» **WRITTEN PROBLEM**
Extract all lines that hold the string "screenshot".

Entries from a visual dataset
################
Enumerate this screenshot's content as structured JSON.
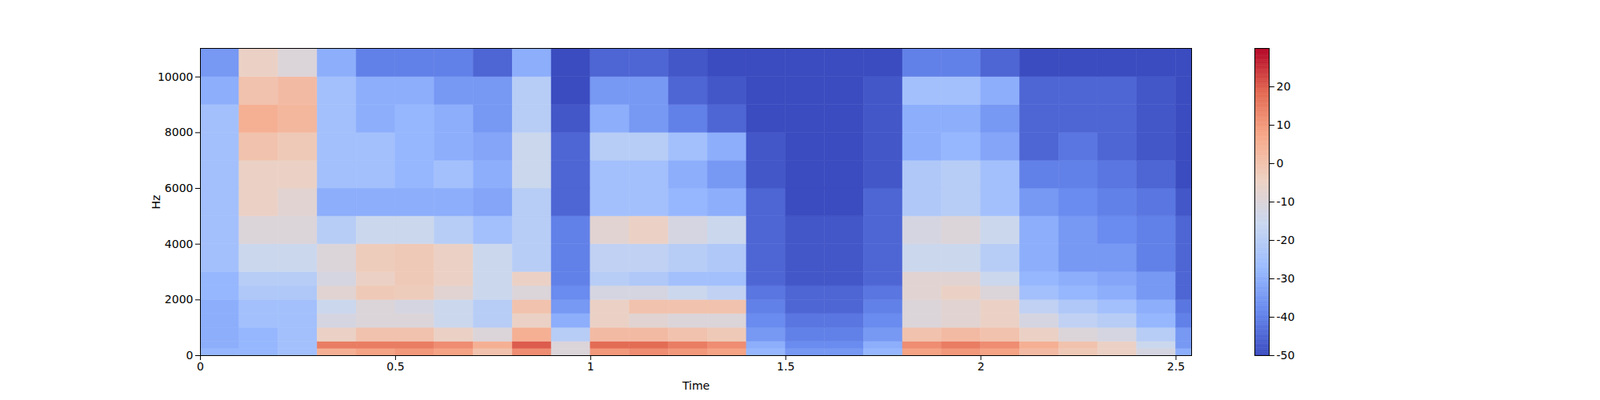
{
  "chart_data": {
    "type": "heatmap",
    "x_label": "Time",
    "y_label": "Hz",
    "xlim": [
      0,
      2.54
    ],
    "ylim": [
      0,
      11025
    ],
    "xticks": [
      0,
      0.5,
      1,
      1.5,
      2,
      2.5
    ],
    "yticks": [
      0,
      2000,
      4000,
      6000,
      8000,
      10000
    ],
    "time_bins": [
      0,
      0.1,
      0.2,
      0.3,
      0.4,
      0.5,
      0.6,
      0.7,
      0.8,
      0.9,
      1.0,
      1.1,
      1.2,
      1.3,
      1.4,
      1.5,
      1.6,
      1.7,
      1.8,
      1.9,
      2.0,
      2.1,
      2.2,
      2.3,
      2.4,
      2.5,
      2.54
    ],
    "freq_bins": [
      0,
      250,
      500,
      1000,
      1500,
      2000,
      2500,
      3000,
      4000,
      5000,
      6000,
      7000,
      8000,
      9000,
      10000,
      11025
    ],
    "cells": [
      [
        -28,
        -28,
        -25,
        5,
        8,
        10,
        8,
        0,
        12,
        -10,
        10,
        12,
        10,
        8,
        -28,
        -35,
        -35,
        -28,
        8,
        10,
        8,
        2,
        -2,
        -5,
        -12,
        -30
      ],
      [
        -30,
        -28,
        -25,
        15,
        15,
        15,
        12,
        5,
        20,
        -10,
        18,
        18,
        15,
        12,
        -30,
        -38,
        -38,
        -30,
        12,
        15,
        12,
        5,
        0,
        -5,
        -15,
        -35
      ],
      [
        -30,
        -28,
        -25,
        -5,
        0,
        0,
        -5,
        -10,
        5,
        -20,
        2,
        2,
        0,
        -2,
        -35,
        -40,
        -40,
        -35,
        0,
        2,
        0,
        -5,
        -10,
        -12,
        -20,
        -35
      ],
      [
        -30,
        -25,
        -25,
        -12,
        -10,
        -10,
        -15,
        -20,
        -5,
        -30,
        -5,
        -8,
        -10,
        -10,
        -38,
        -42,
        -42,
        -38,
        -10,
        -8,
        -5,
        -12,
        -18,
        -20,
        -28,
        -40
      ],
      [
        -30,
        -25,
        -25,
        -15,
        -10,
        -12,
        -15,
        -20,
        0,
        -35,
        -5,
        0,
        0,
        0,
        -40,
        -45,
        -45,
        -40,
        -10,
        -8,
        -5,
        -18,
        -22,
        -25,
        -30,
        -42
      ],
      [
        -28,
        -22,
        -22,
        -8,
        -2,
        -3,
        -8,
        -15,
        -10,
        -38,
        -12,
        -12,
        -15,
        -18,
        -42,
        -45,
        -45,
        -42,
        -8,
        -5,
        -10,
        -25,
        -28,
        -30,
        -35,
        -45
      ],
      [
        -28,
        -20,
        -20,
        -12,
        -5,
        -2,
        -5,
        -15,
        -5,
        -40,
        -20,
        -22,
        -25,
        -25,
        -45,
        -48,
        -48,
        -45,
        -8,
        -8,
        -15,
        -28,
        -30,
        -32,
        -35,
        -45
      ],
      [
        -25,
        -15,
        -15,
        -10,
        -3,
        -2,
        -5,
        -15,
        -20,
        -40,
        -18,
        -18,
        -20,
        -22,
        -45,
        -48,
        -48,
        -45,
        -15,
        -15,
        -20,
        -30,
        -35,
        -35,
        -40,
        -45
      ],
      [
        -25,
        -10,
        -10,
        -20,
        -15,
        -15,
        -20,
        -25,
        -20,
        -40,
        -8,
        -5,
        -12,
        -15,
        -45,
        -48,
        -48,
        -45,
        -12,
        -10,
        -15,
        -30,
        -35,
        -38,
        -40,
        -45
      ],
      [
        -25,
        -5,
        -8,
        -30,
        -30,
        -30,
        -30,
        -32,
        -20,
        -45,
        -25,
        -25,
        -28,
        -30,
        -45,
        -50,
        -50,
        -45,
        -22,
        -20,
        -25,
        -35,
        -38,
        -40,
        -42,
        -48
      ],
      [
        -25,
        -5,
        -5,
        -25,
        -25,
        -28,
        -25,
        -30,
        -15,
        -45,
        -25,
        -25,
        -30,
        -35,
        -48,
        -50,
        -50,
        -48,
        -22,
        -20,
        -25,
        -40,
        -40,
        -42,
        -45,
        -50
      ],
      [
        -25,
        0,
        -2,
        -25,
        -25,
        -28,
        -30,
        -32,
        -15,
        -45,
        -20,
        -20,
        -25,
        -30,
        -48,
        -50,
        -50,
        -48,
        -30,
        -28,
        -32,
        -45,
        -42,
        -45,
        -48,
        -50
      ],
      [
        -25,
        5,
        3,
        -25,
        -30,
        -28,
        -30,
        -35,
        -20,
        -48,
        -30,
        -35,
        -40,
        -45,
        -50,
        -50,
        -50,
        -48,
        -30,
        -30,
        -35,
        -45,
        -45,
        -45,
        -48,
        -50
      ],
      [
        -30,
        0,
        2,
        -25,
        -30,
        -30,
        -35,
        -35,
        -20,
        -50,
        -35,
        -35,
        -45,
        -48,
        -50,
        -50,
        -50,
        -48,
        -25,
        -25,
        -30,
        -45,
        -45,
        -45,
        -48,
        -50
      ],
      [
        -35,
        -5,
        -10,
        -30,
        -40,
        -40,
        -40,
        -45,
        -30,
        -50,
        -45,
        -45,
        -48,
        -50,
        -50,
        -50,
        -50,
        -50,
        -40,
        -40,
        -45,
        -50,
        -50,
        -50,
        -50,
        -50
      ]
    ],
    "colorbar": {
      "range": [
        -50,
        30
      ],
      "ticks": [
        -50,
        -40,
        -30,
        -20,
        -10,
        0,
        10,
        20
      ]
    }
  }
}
################
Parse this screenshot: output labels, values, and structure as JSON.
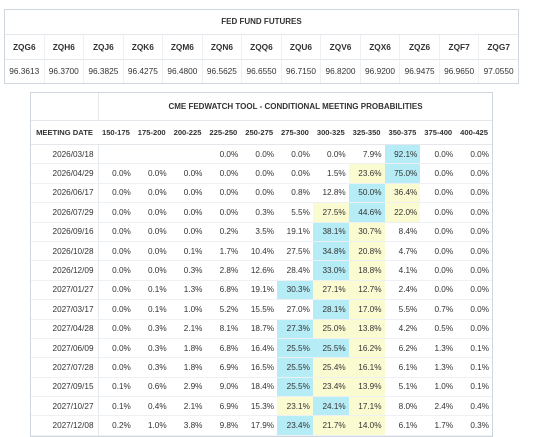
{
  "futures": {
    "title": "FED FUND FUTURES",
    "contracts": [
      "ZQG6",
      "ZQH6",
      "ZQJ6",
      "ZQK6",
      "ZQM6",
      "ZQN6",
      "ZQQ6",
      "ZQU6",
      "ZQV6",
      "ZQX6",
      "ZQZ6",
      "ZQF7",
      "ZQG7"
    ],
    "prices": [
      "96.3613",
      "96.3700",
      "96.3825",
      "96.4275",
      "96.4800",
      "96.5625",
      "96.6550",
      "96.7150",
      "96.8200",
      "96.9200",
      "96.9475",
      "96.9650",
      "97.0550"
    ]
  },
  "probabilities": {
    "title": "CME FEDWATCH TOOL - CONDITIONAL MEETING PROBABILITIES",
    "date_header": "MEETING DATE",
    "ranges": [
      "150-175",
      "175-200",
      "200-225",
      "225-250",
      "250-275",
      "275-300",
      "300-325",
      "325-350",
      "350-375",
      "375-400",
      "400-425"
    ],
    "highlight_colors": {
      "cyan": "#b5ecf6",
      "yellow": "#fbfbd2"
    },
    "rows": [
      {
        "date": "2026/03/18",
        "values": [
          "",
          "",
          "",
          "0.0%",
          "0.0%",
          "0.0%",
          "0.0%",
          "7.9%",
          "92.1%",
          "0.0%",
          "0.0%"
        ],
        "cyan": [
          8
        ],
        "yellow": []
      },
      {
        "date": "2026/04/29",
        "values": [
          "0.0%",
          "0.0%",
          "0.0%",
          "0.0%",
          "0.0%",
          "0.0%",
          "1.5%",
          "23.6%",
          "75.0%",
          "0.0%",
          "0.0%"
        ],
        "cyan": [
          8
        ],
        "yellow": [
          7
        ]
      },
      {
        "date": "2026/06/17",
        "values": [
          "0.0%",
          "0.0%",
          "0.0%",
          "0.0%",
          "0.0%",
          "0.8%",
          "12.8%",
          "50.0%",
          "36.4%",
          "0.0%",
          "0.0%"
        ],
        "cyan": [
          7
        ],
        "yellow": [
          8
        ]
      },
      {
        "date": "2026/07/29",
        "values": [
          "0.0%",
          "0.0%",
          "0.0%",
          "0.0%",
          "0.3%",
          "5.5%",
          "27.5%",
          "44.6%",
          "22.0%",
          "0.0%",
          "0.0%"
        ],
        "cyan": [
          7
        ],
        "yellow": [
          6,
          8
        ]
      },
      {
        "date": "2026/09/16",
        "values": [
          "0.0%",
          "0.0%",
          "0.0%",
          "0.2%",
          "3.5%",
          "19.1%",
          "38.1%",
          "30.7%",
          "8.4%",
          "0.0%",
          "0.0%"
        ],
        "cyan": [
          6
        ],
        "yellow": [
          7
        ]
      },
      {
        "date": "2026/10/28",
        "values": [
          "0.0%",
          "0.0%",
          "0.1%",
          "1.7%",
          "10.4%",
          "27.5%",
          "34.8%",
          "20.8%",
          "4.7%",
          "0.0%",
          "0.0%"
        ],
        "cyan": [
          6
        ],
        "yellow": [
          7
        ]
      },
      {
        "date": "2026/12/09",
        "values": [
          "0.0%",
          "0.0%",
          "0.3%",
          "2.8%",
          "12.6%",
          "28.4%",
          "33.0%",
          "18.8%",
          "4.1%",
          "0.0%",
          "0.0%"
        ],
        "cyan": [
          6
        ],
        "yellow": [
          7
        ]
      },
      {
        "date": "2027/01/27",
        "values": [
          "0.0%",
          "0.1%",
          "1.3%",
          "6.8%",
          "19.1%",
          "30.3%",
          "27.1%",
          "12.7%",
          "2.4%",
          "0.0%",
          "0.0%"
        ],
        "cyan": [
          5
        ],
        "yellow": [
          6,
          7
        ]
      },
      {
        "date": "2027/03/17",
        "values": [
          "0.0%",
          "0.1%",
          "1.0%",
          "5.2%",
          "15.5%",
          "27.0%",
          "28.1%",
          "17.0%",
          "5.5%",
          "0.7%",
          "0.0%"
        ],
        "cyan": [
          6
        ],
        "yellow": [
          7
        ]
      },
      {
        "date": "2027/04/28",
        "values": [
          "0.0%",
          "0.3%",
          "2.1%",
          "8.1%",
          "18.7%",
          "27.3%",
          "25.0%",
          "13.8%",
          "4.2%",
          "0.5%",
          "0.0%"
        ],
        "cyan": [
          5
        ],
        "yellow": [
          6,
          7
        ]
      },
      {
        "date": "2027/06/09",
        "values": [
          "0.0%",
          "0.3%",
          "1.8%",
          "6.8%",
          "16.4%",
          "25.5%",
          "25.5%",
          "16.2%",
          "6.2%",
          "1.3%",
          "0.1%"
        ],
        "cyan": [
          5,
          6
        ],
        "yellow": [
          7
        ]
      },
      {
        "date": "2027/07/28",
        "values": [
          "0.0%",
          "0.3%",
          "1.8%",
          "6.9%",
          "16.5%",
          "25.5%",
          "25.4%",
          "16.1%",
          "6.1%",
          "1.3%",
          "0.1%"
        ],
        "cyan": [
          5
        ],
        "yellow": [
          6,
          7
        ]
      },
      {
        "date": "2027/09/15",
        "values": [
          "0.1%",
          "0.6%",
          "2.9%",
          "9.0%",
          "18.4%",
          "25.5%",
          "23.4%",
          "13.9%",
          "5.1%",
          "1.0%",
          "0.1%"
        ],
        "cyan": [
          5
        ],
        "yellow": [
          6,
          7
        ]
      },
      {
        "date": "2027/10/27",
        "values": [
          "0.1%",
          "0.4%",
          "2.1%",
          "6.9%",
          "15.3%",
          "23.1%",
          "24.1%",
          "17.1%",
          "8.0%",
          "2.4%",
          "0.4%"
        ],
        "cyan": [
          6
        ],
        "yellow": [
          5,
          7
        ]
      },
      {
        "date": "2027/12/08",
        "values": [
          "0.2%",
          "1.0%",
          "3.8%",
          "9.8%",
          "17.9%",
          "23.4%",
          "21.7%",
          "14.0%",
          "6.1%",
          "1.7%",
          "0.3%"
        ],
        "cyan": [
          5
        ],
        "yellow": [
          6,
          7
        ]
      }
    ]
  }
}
################
» **EXERCISE SOLUTION**
Enumerate this screenshot's content as structured JSON.
Parse this screenshot: output labels, values, and structure as JSON.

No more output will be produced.